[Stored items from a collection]
• • •

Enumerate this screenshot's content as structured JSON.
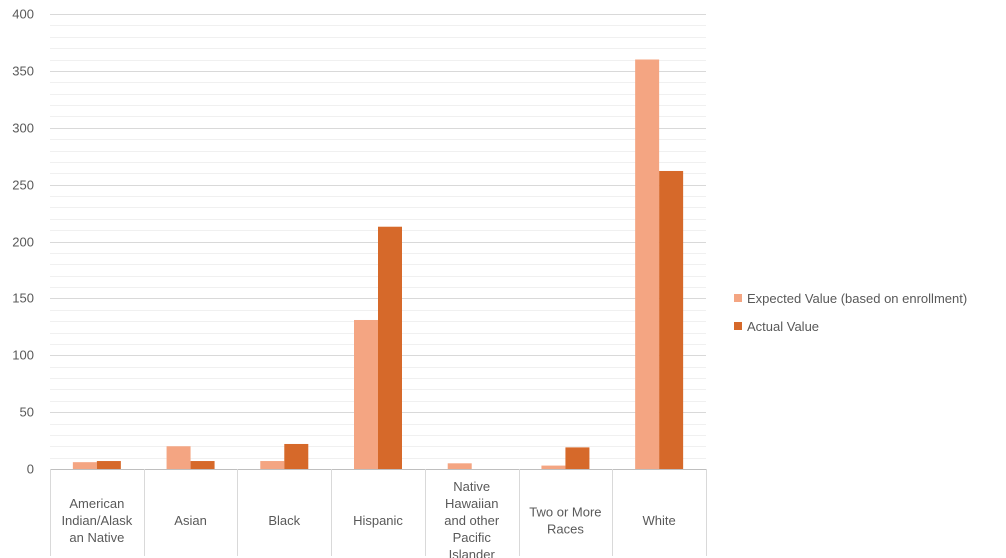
{
  "chart_data": {
    "type": "bar",
    "title": "",
    "xlabel": "",
    "ylabel": "",
    "ylim": [
      0,
      400
    ],
    "y_major_step": 50,
    "y_minor_step": 10,
    "grid": true,
    "legend_position": "right",
    "categories": [
      "American Indian/Alaskan Native",
      "Asian",
      "Black",
      "Hispanic",
      "Native Hawaiian and other Pacific Islander",
      "Two or More Races",
      "White"
    ],
    "category_label_lines": [
      [
        "American",
        "Indian/Alask",
        "an Native"
      ],
      [
        "Asian"
      ],
      [
        "Black"
      ],
      [
        "Hispanic"
      ],
      [
        "Native",
        "Hawaiian",
        "and other",
        "Pacific",
        "Islander"
      ],
      [
        "Two or More",
        "Races"
      ],
      [
        "White"
      ]
    ],
    "y_ticks": [
      "0",
      "50",
      "100",
      "150",
      "200",
      "250",
      "300",
      "350",
      "400"
    ],
    "series": [
      {
        "name": "Expected Value (based on enrollment)",
        "color": "#f4a582",
        "values": [
          6,
          20,
          7,
          131,
          5,
          3,
          360
        ]
      },
      {
        "name": "Actual Value",
        "color": "#d6692a",
        "values": [
          7,
          7,
          22,
          213,
          0,
          19,
          262
        ]
      }
    ]
  }
}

• • •

▶ DIRECTIVE
Find each line in the records holding the string "Native" and show it.

▶ FULL ANSWER
      "American Indian/Alaskan Native",
      "Native Hawaiian and other Pacific Islander",
        "an Native"
        "Native",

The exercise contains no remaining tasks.